## Prompt
Print the whole listing exactly.

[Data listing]
---------------
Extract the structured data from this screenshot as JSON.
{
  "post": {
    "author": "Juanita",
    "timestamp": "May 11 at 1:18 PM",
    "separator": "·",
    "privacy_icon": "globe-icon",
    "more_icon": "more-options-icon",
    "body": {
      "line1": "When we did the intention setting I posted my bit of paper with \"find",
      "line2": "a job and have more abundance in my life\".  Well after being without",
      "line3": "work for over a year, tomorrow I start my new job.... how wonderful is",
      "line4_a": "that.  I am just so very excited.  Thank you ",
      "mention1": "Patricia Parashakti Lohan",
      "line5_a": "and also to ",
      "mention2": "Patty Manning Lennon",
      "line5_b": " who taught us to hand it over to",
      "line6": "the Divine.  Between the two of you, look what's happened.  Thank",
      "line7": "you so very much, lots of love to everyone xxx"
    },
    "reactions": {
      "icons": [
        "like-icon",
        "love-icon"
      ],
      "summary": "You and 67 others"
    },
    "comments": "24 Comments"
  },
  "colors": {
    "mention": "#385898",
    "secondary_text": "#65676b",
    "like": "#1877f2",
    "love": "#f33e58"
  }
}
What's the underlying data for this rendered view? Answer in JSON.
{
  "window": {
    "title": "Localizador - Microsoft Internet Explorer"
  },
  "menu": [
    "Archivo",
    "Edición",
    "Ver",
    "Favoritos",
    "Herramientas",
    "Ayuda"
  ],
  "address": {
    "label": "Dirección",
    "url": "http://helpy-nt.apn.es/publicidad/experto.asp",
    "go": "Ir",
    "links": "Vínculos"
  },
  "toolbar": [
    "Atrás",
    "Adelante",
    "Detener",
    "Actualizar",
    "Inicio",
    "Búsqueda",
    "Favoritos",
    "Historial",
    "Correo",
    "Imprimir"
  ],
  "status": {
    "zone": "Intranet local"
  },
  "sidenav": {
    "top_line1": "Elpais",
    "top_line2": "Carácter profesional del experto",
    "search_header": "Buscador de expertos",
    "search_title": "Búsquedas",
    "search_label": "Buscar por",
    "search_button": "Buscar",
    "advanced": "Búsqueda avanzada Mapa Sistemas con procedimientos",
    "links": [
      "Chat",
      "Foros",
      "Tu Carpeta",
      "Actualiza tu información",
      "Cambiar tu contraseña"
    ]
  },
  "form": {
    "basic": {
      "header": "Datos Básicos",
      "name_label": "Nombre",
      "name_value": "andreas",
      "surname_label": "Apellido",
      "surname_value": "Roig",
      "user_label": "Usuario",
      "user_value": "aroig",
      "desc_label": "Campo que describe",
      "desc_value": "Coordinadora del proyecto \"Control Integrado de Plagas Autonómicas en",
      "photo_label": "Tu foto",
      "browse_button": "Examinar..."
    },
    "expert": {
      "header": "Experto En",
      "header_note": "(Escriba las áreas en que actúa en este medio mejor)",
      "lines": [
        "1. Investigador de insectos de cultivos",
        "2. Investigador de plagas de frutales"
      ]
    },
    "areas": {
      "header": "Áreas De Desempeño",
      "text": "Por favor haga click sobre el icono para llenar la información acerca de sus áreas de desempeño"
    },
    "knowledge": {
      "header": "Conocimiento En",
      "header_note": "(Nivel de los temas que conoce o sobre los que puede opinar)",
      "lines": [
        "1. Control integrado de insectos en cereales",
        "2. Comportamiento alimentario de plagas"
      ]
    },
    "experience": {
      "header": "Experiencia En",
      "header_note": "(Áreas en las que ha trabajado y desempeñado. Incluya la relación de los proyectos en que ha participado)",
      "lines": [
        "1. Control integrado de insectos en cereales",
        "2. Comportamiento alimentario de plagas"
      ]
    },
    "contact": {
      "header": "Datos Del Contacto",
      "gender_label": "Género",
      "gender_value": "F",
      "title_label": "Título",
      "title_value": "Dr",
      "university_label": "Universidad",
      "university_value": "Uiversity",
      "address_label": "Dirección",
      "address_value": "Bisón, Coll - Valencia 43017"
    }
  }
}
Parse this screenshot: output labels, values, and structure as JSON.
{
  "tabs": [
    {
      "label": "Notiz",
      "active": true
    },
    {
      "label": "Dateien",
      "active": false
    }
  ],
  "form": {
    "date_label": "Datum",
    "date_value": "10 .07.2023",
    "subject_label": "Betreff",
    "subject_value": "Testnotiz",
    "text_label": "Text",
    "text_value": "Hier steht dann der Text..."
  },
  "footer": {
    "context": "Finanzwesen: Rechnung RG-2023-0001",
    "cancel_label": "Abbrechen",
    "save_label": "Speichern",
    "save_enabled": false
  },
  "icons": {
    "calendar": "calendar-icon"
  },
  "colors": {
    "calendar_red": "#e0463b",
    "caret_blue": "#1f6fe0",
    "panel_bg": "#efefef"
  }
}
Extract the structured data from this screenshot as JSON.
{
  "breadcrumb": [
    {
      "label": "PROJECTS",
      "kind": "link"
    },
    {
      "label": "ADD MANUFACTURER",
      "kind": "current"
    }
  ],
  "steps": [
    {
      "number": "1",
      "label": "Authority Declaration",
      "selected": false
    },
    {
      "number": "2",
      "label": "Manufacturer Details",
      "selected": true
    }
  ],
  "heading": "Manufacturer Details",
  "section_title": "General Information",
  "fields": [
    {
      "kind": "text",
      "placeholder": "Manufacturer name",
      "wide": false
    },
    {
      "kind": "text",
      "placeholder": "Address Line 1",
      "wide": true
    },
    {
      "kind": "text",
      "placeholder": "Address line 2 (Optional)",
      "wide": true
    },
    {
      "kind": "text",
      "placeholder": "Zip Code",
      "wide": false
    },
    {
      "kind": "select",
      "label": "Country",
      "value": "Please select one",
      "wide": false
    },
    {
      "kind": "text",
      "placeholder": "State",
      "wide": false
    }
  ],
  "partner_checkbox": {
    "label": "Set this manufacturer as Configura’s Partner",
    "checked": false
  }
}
---------------
## Output for this task
Extract the structured data from this screenshot as JSON.
{
  "post": {
    "author": "Juanita",
    "timestamp": "May 11 at 1:18 PM",
    "separator": "·",
    "privacy_icon": "globe-icon",
    "more_icon": "more-options-icon",
    "body": {
      "line1": "When we did the intention setting I posted my bit of paper with \"find",
      "line2": "a job and have more abundance in my life\".  Well after being without",
      "line3": "work for over a year, tomorrow I start my new job.... how wonderful is",
      "line4_a": "that.  I am just so very excited.  Thank you ",
      "mention1": "Patricia Parashakti Lohan",
      "line5_a": "and also to ",
      "mention2": "Patty Manning Lennon",
      "line5_b": " who taught us to hand it over to",
      "line6": "the Divine.  Between the two of you, look what's happened.  Thank",
      "line7": "you so very much, lots of love to everyone xxx"
    },
    "reactions": {
      "icons": [
        "like-icon",
        "love-icon"
      ],
      "summary": "You and 67 others"
    },
    "comments": "24 Comments"
  },
  "colors": {
    "mention": "#385898",
    "secondary_text": "#65676b",
    "like": "#1877f2",
    "love": "#f33e58"
  }
}
What's the underlying data for this rendered view? Answer in JSON.
{
  "window": {
    "title": "Localizador - Microsoft Internet Explorer"
  },
  "menu": [
    "Archivo",
    "Edición",
    "Ver",
    "Favoritos",
    "Herramientas",
    "Ayuda"
  ],
  "address": {
    "label": "Dirección",
    "url": "http://helpy-nt.apn.es/publicidad/experto.asp",
    "go": "Ir",
    "links": "Vínculos"
  },
  "toolbar": [
    "Atrás",
    "Adelante",
    "Detener",
    "Actualizar",
    "Inicio",
    "Búsqueda",
    "Favoritos",
    "Historial",
    "Correo",
    "Imprimir"
  ],
  "status": {
    "zone": "Intranet local"
  },
  "sidenav": {
    "top_line1": "Elpais",
    "top_line2": "Carácter profesional del experto",
    "search_header": "Buscador de expertos",
    "search_title": "Búsquedas",
    "search_label": "Buscar por",
    "search_button": "Buscar",
    "advanced": "Búsqueda avanzada Mapa Sistemas con procedimientos",
    "links": [
      "Chat",
      "Foros",
      "Tu Carpeta",
      "Actualiza tu información",
      "Cambiar tu contraseña"
    ]
  },
  "form": {
    "basic": {
      "header": "Datos Básicos",
      "name_label": "Nombre",
      "name_value": "andreas",
      "surname_label": "Apellido",
      "surname_value": "Roig",
      "user_label": "Usuario",
      "user_value": "aroig",
      "desc_label": "Campo que describe",
      "desc_value": "Coordinadora del proyecto \"Control Integrado de Plagas Autonómicas en",
      "photo_label": "Tu foto",
      "browse_button": "Examinar..."
    },
    "expert": {
      "header": "Experto En",
      "header_note": "(Escriba las áreas en que actúa en este medio mejor)",
      "lines": [
        "1. Investigador de insectos de cultivos",
        "2. Investigador de plagas de frutales"
      ]
    },
    "areas": {
      "header": "Áreas De Desempeño",
      "text": "Por favor haga click sobre el icono para llenar la información acerca de sus áreas de desempeño"
    },
    "knowledge": {
      "header": "Conocimiento En",
      "header_note": "(Nivel de los temas que conoce o sobre los que puede opinar)",
      "lines": [
        "1. Control integrado de insectos en cereales",
        "2. Comportamiento alimentario de plagas"
      ]
    },
    "experience": {
      "header": "Experiencia En",
      "header_note": "(Áreas en las que ha trabajado y desempeñado. Incluya la relación de los proyectos en que ha participado)",
      "lines": [
        "1. Control integrado de insectos en cereales",
        "2. Comportamiento alimentario de plagas"
      ]
    },
    "contact": {
      "header": "Datos Del Contacto",
      "gender_label": "Género",
      "gender_value": "F",
      "title_label": "Título",
      "title_value": "Dr",
      "university_label": "Universidad",
      "university_value": "Uiversity",
      "address_label": "Dirección",
      "address_value": "Bisón, Coll - Valencia 43017"
    }
  }
}
Parse this screenshot: output labels, values, and structure as JSON.
{
  "tabs": [
    {
      "label": "Notiz",
      "active": true
    },
    {
      "label": "Dateien",
      "active": false
    }
  ],
  "form": {
    "date_label": "Datum",
    "date_value": "10 .07.2023",
    "subject_label": "Betreff",
    "subject_value": "Testnotiz",
    "text_label": "Text",
    "text_value": "Hier steht dann der Text..."
  },
  "footer": {
    "context": "Finanzwesen: Rechnung RG-2023-0001",
    "cancel_label": "Abbrechen",
    "save_label": "Speichern",
    "save_enabled": false
  },
  "icons": {
    "calendar": "calendar-icon"
  },
  "colors": {
    "calendar_red": "#e0463b",
    "caret_blue": "#1f6fe0",
    "panel_bg": "#efefef"
  }
}
Extract the structured data from this screenshot as JSON.
{
  "breadcrumb": [
    {
      "label": "PROJECTS",
      "kind": "link"
    },
    {
      "label": "ADD MANUFACTURER",
      "kind": "current"
    }
  ],
  "steps": [
    {
      "number": "1",
      "label": "Authority Declaration",
      "selected": false
    },
    {
      "number": "2",
      "label": "Manufacturer Details",
      "selected": true
    }
  ],
  "heading": "Manufacturer Details",
  "section_title": "General Information",
  "fields": [
    {
      "kind": "text",
      "placeholder": "Manufacturer name",
      "wide": false
    },
    {
      "kind": "text",
      "placeholder": "Address Line 1",
      "wide": true
    },
    {
      "kind": "text",
      "placeholder": "Address line 2 (Optional)",
      "wide": true
    },
    {
      "kind": "text",
      "placeholder": "Zip Code",
      "wide": false
    },
    {
      "kind": "select",
      "label": "Country",
      "value": "Please select one",
      "wide": false
    },
    {
      "kind": "text",
      "placeholder": "State",
      "wide": false
    }
  ],
  "partner_checkbox": {
    "label": "Set this manufacturer as Configura’s Partner",
    "checked": false
  }
}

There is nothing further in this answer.